_REQUIRED TASK_
Every entry must be echoed exactly.
** start **
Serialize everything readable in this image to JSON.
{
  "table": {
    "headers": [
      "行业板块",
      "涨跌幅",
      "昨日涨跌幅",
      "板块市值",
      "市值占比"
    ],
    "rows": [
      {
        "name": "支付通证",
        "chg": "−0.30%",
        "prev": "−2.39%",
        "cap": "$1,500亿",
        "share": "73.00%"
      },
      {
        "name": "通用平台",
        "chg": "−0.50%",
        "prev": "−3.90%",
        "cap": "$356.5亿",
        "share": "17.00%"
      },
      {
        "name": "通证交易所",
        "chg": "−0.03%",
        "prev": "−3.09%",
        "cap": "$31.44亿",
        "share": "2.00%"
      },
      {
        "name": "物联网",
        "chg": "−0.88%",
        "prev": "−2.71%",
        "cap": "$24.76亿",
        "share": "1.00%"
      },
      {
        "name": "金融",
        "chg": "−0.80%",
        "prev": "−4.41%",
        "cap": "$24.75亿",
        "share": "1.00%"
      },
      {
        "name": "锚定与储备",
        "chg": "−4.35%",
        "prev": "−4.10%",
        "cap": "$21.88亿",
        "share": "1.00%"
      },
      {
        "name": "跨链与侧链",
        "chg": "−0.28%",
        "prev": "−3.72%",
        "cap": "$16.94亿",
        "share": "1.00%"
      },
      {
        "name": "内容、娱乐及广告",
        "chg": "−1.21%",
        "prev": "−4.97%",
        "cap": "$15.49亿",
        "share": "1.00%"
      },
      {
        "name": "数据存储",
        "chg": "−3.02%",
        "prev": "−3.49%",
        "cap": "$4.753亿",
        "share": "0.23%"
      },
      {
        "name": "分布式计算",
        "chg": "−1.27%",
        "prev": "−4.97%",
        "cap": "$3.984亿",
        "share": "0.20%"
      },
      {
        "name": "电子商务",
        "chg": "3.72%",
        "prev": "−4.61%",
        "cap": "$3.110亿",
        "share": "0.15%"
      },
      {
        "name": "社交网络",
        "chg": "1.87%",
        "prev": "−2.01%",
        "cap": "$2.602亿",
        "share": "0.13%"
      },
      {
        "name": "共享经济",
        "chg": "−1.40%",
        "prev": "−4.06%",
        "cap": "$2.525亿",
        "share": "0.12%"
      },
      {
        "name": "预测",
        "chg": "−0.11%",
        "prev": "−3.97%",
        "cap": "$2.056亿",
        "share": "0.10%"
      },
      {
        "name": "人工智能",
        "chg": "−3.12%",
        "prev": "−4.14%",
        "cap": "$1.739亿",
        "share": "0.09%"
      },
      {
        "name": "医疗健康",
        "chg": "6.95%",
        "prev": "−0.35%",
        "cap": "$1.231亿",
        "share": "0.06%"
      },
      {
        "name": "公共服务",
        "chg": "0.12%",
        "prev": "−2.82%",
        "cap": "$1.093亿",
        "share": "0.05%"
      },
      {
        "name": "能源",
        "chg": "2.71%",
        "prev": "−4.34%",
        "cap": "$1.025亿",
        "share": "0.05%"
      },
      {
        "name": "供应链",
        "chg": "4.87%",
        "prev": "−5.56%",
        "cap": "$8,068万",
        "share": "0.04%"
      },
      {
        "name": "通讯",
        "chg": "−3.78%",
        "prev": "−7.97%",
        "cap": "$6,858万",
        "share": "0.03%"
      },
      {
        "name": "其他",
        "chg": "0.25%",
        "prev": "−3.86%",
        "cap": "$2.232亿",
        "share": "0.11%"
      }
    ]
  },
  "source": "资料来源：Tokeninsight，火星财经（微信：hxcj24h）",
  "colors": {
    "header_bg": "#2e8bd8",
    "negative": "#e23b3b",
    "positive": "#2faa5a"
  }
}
** end **
_WRITTEN ANSWER_
Serialize everything readable in this image to JSON.
{
  "table": {
    "headers": [
      "行业板块",
      "涨跌幅",
      "昨日涨跌幅",
      "板块市值",
      "市值占比"
    ],
    "rows": [
      {
        "name": "支付通证",
        "chg": "−0.30%",
        "prev": "−2.39%",
        "cap": "$1,500亿",
        "share": "73.00%"
      },
      {
        "name": "通用平台",
        "chg": "−0.50%",
        "prev": "−3.90%",
        "cap": "$356.5亿",
        "share": "17.00%"
      },
      {
        "name": "通证交易所",
        "chg": "−0.03%",
        "prev": "−3.09%",
        "cap": "$31.44亿",
        "share": "2.00%"
      },
      {
        "name": "物联网",
        "chg": "−0.88%",
        "prev": "−2.71%",
        "cap": "$24.76亿",
        "share": "1.00%"
      },
      {
        "name": "金融",
        "chg": "−0.80%",
        "prev": "−4.41%",
        "cap": "$24.75亿",
        "share": "1.00%"
      },
      {
        "name": "锚定与储备",
        "chg": "−4.35%",
        "prev": "−4.10%",
        "cap": "$21.88亿",
        "share": "1.00%"
      },
      {
        "name": "跨链与侧链",
        "chg": "−0.28%",
        "prev": "−3.72%",
        "cap": "$16.94亿",
        "share": "1.00%"
      },
      {
        "name": "内容、娱乐及广告",
        "chg": "−1.21%",
        "prev": "−4.97%",
        "cap": "$15.49亿",
        "share": "1.00%"
      },
      {
        "name": "数据存储",
        "chg": "−3.02%",
        "prev": "−3.49%",
        "cap": "$4.753亿",
        "share": "0.23%"
      },
      {
        "name": "分布式计算",
        "chg": "−1.27%",
        "prev": "−4.97%",
        "cap": "$3.984亿",
        "share": "0.20%"
      },
      {
        "name": "电子商务",
        "chg": "3.72%",
        "prev": "−4.61%",
        "cap": "$3.110亿",
        "share": "0.15%"
      },
      {
        "name": "社交网络",
        "chg": "1.87%",
        "prev": "−2.01%",
        "cap": "$2.602亿",
        "share": "0.13%"
      },
      {
        "name": "共享经济",
        "chg": "−1.40%",
        "prev": "−4.06%",
        "cap": "$2.525亿",
        "share": "0.12%"
      },
      {
        "name": "预测",
        "chg": "−0.11%",
        "prev": "−3.97%",
        "cap": "$2.056亿",
        "share": "0.10%"
      },
      {
        "name": "人工智能",
        "chg": "−3.12%",
        "prev": "−4.14%",
        "cap": "$1.739亿",
        "share": "0.09%"
      },
      {
        "name": "医疗健康",
        "chg": "6.95%",
        "prev": "−0.35%",
        "cap": "$1.231亿",
        "share": "0.06%"
      },
      {
        "name": "公共服务",
        "chg": "0.12%",
        "prev": "−2.82%",
        "cap": "$1.093亿",
        "share": "0.05%"
      },
      {
        "name": "能源",
        "chg": "2.71%",
        "prev": "−4.34%",
        "cap": "$1.025亿",
        "share": "0.05%"
      },
      {
        "name": "供应链",
        "chg": "4.87%",
        "prev": "−5.56%",
        "cap": "$8,068万",
        "share": "0.04%"
      },
      {
        "name": "通讯",
        "chg": "−3.78%",
        "prev": "−7.97%",
        "cap": "$6,858万",
        "share": "0.03%"
      },
      {
        "name": "其他",
        "chg": "0.25%",
        "prev": "−3.86%",
        "cap": "$2.232亿",
        "share": "0.11%"
      }
    ]
  },
  "source": "资料来源：Tokeninsight，火星财经（微信：hxcj24h）",
  "colors": {
    "header_bg": "#2e8bd8",
    "negative": "#e23b3b",
    "positive": "#2faa5a"
  }
}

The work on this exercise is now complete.